What is needed – Give the material once more, word for word, without any images.

Provided material –
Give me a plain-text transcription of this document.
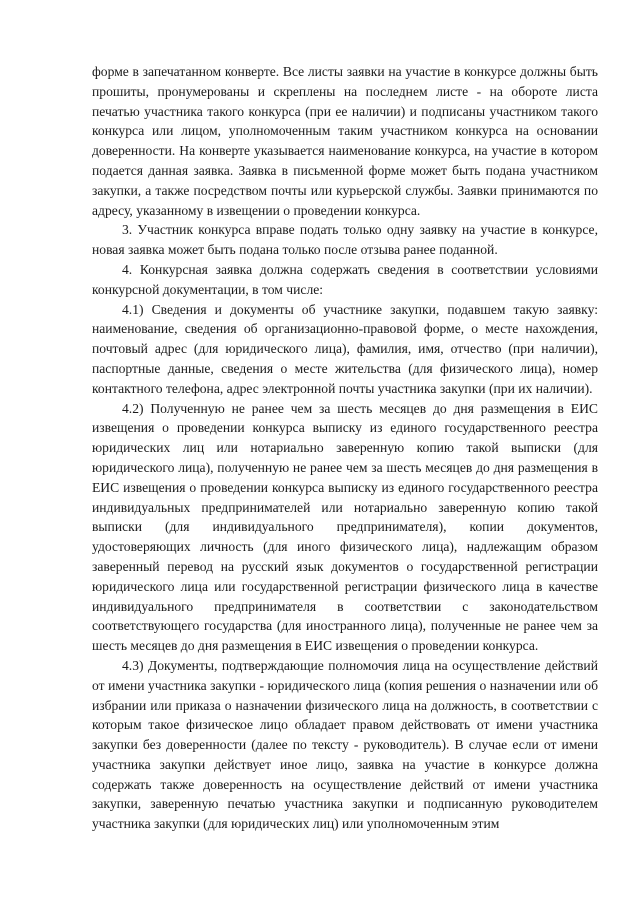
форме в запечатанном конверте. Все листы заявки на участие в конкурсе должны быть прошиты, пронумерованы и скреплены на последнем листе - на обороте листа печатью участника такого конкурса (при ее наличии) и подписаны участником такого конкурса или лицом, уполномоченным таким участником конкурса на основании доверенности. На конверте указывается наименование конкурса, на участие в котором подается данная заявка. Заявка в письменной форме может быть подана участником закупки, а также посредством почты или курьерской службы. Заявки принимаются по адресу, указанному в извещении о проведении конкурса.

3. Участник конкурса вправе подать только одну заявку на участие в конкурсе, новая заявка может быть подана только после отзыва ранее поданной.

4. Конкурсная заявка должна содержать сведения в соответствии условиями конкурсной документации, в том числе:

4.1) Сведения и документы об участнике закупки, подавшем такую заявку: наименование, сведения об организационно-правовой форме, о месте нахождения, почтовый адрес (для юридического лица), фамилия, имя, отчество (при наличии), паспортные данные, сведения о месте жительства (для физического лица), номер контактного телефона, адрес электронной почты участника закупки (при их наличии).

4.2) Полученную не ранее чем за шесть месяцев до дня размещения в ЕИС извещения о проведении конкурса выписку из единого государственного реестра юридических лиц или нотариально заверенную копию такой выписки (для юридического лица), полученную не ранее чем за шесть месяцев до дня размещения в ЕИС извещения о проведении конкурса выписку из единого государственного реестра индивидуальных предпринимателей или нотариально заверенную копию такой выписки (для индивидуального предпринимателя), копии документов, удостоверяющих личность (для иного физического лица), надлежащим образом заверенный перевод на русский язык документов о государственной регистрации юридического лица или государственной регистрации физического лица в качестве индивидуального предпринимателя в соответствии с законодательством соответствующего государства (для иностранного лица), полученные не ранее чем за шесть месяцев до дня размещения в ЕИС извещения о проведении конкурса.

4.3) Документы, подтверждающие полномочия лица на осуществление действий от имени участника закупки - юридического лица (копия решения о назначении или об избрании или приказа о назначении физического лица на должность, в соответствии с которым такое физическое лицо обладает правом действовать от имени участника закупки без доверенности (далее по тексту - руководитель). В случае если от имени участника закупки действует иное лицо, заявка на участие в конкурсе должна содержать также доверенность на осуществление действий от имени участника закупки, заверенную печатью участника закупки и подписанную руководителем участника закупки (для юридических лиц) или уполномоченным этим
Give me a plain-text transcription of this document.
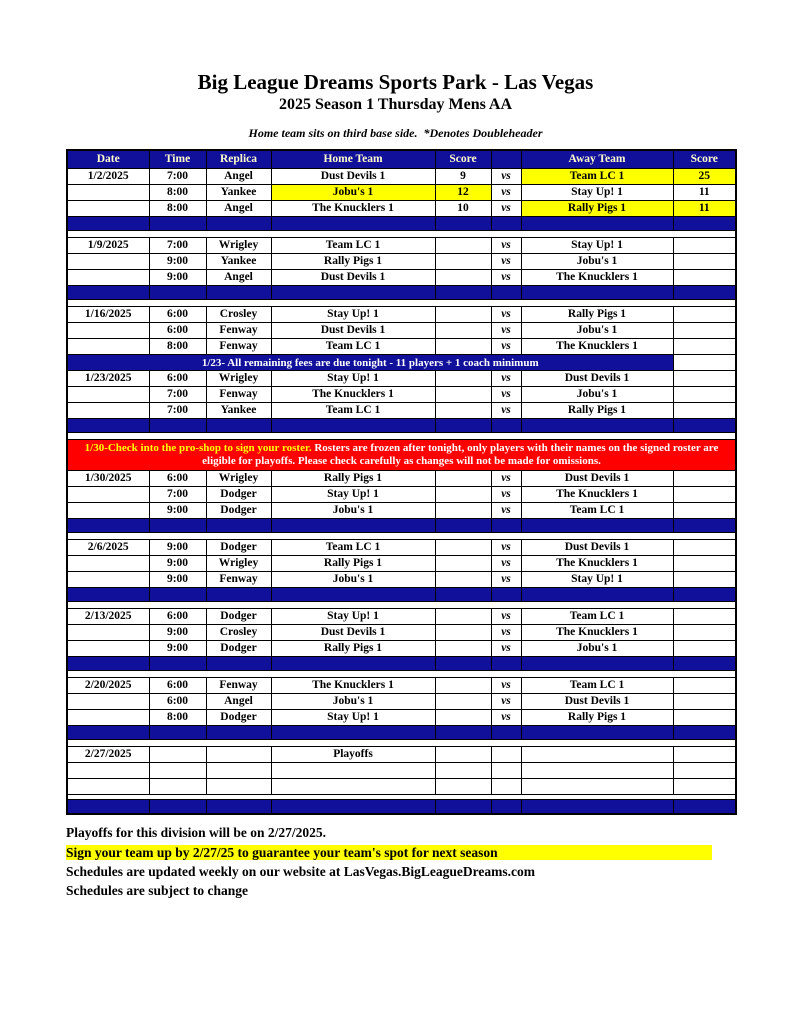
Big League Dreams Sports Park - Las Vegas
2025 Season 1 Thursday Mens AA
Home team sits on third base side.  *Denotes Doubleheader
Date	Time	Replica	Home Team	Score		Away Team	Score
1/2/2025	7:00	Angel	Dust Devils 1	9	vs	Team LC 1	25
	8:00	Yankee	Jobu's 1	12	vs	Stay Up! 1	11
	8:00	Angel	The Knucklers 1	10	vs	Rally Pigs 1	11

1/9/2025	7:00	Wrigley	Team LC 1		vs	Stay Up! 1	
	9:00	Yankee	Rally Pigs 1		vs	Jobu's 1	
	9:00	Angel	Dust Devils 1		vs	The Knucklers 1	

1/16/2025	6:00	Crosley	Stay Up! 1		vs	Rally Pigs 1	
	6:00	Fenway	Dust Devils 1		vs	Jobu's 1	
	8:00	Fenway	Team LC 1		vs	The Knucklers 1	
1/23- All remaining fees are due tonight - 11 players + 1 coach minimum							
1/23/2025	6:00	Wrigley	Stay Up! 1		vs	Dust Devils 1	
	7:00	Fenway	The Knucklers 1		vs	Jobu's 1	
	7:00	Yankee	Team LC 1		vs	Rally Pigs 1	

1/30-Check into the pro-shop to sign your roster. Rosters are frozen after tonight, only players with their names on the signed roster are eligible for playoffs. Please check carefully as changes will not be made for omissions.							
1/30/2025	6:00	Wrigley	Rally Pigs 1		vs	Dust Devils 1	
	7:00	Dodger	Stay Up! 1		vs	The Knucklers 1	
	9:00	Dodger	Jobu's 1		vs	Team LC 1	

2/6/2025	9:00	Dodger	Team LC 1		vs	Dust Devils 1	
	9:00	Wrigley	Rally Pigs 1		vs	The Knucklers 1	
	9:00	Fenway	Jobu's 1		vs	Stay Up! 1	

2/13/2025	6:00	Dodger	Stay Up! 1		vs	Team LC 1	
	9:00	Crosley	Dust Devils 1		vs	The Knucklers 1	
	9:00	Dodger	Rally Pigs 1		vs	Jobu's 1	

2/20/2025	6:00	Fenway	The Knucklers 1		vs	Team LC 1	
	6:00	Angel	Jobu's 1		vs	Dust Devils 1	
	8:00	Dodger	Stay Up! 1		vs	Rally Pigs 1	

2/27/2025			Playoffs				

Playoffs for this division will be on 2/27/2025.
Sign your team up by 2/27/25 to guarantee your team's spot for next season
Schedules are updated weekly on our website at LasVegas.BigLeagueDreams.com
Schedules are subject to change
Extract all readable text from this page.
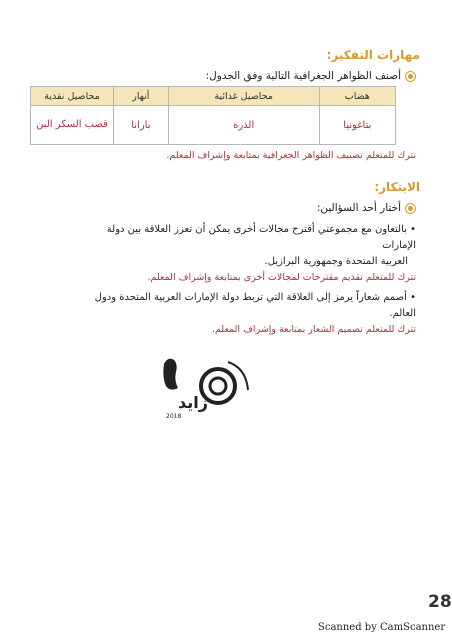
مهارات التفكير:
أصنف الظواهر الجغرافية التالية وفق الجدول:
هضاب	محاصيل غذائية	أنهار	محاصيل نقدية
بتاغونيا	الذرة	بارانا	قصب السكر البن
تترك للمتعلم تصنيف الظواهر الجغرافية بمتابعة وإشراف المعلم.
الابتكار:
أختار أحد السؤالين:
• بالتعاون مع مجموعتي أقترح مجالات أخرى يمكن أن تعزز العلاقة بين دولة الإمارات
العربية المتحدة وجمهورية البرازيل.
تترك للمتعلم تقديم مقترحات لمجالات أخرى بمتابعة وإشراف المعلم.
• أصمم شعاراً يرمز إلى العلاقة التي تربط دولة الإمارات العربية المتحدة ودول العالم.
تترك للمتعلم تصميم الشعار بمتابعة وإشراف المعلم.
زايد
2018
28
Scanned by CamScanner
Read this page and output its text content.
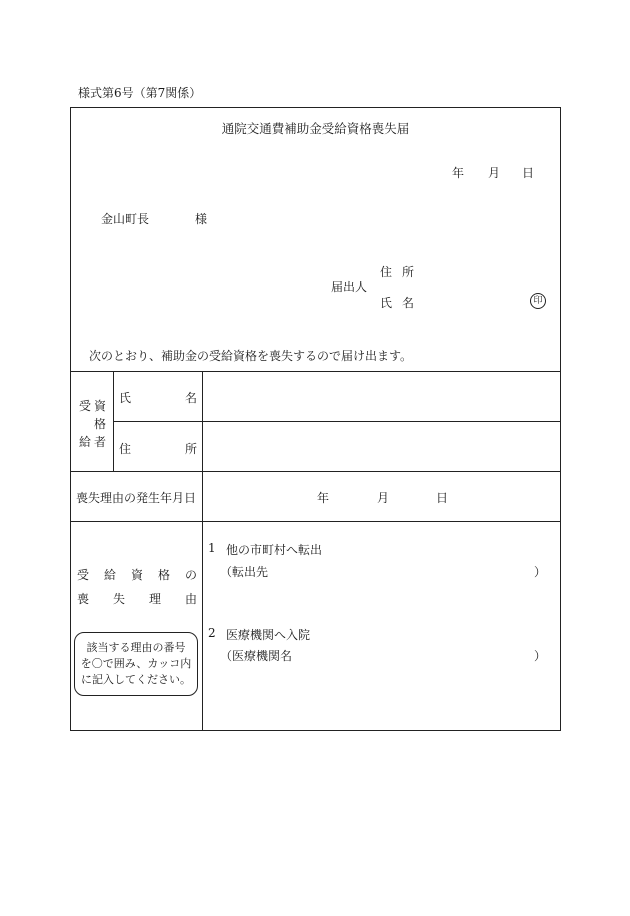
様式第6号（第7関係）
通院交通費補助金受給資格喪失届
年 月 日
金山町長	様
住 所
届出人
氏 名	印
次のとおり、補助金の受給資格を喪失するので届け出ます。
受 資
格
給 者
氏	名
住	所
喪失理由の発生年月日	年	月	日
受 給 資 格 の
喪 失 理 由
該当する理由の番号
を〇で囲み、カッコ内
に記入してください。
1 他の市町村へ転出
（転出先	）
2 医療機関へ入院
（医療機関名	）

Full response –
Give me a plain-text transcription of this document.
форме в запечатанном конверте. Все листы заявки на участие в конкурсе должны быть прошиты, пронумерованы и скреплены на последнем листе - на обороте листа печатью участника такого конкурса (при ее наличии) и подписаны участником такого конкурса или лицом, уполномоченным таким участником конкурса на основании доверенности. На конверте указывается наименование конкурса, на участие в котором подается данная заявка. Заявка в письменной форме может быть подана участником закупки, а также посредством почты или курьерской службы. Заявки принимаются по адресу, указанному в извещении о проведении конкурса.

3. Участник конкурса вправе подать только одну заявку на участие в конкурсе, новая заявка может быть подана только после отзыва ранее поданной.

4. Конкурсная заявка должна содержать сведения в соответствии условиями конкурсной документации, в том числе:

4.1) Сведения и документы об участнике закупки, подавшем такую заявку: наименование, сведения об организационно-правовой форме, о месте нахождения, почтовый адрес (для юридического лица), фамилия, имя, отчество (при наличии), паспортные данные, сведения о месте жительства (для физического лица), номер контактного телефона, адрес электронной почты участника закупки (при их наличии).

4.2) Полученную не ранее чем за шесть месяцев до дня размещения в ЕИС извещения о проведении конкурса выписку из единого государственного реестра юридических лиц или нотариально заверенную копию такой выписки (для юридического лица), полученную не ранее чем за шесть месяцев до дня размещения в ЕИС извещения о проведении конкурса выписку из единого государственного реестра индивидуальных предпринимателей или нотариально заверенную копию такой выписки (для индивидуального предпринимателя), копии документов, удостоверяющих личность (для иного физического лица), надлежащим образом заверенный перевод на русский язык документов о государственной регистрации юридического лица или государственной регистрации физического лица в качестве индивидуального предпринимателя в соответствии с законодательством соответствующего государства (для иностранного лица), полученные не ранее чем за шесть месяцев до дня размещения в ЕИС извещения о проведении конкурса.

4.3) Документы, подтверждающие полномочия лица на осуществление действий от имени участника закупки - юридического лица (копия решения о назначении или об избрании или приказа о назначении физического лица на должность, в соответствии с которым такое физическое лицо обладает правом действовать от имени участника закупки без доверенности (далее по тексту - руководитель). В случае если от имени участника закупки действует иное лицо, заявка на участие в конкурсе должна содержать также доверенность на осуществление действий от имени участника закупки, заверенную печатью участника закупки и подписанную руководителем участника закупки (для юридических лиц) или уполномоченным этим
Give me a plain-text transcription of this document.
Big League Dreams Sports Park - Las Vegas
2025 Season 1 Thursday Mens AA
Home team sits on third base side.  *Denotes Doubleheader
Date	Time	Replica	Home Team	Score		Away Team	Score
1/2/2025	7:00	Angel	Dust Devils 1	9	vs	Team LC 1	25
	8:00	Yankee	Jobu's 1	12	vs	Stay Up! 1	11
	8:00	Angel	The Knucklers 1	10	vs	Rally Pigs 1	11

1/9/2025	7:00	Wrigley	Team LC 1		vs	Stay Up! 1	
	9:00	Yankee	Rally Pigs 1		vs	Jobu's 1	
	9:00	Angel	Dust Devils 1		vs	The Knucklers 1	

1/16/2025	6:00	Crosley	Stay Up! 1		vs	Rally Pigs 1	
	6:00	Fenway	Dust Devils 1		vs	Jobu's 1	
	8:00	Fenway	Team LC 1		vs	The Knucklers 1	
1/23- All remaining fees are due tonight - 11 players + 1 coach minimum							
1/23/2025	6:00	Wrigley	Stay Up! 1		vs	Dust Devils 1	
	7:00	Fenway	The Knucklers 1		vs	Jobu's 1	
	7:00	Yankee	Team LC 1		vs	Rally Pigs 1	

1/30-Check into the pro-shop to sign your roster. Rosters are frozen after tonight, only players with their names on the signed roster are eligible for playoffs. Please check carefully as changes will not be made for omissions.							
1/30/2025	6:00	Wrigley	Rally Pigs 1		vs	Dust Devils 1	
	7:00	Dodger	Stay Up! 1		vs	The Knucklers 1	
	9:00	Dodger	Jobu's 1		vs	Team LC 1	

2/6/2025	9:00	Dodger	Team LC 1		vs	Dust Devils 1	
	9:00	Wrigley	Rally Pigs 1		vs	The Knucklers 1	
	9:00	Fenway	Jobu's 1		vs	Stay Up! 1	

2/13/2025	6:00	Dodger	Stay Up! 1		vs	Team LC 1	
	9:00	Crosley	Dust Devils 1		vs	The Knucklers 1	
	9:00	Dodger	Rally Pigs 1		vs	Jobu's 1	

2/20/2025	6:00	Fenway	The Knucklers 1		vs	Team LC 1	
	6:00	Angel	Jobu's 1		vs	Dust Devils 1	
	8:00	Dodger	Stay Up! 1		vs	Rally Pigs 1	

2/27/2025			Playoffs				

Playoffs for this division will be on 2/27/2025.
Sign your team up by 2/27/25 to guarantee your team's spot for next season
Schedules are updated weekly on our website at LasVegas.BigLeagueDreams.com
Schedules are subject to change
Extract all readable text from this page.
مهارات التفكير:
أصنف الظواهر الجغرافية التالية وفق الجدول:
هضاب	محاصيل غذائية	أنهار	محاصيل نقدية
بتاغونيا	الذرة	بارانا	قصب السكر البن
تترك للمتعلم تصنيف الظواهر الجغرافية بمتابعة وإشراف المعلم.
الابتكار:
أختار أحد السؤالين:
• بالتعاون مع مجموعتي أقترح مجالات أخرى يمكن أن تعزز العلاقة بين دولة الإمارات
العربية المتحدة وجمهورية البرازيل.
تترك للمتعلم تقديم مقترحات لمجالات أخرى بمتابعة وإشراف المعلم.
• أصمم شعاراً يرمز إلى العلاقة التي تربط دولة الإمارات العربية المتحدة ودول العالم.
تترك للمتعلم تصميم الشعار بمتابعة وإشراف المعلم.
زايد
2018
28
Scanned by CamScanner
Read this page and output its text content.
様式第6号（第7関係）
通院交通費補助金受給資格喪失届
年 月 日
金山町長	様
住 所
届出人
氏 名	印
次のとおり、補助金の受給資格を喪失するので届け出ます。
受 資
格
給 者
氏	名
住	所
喪失理由の発生年月日	年	月	日
受 給 資 格 の
喪 失 理 由
該当する理由の番号
を〇で囲み、カッコ内
に記入してください。
1 他の市町村へ転出
（転出先	）
2 医療機関へ入院
（医療機関名	）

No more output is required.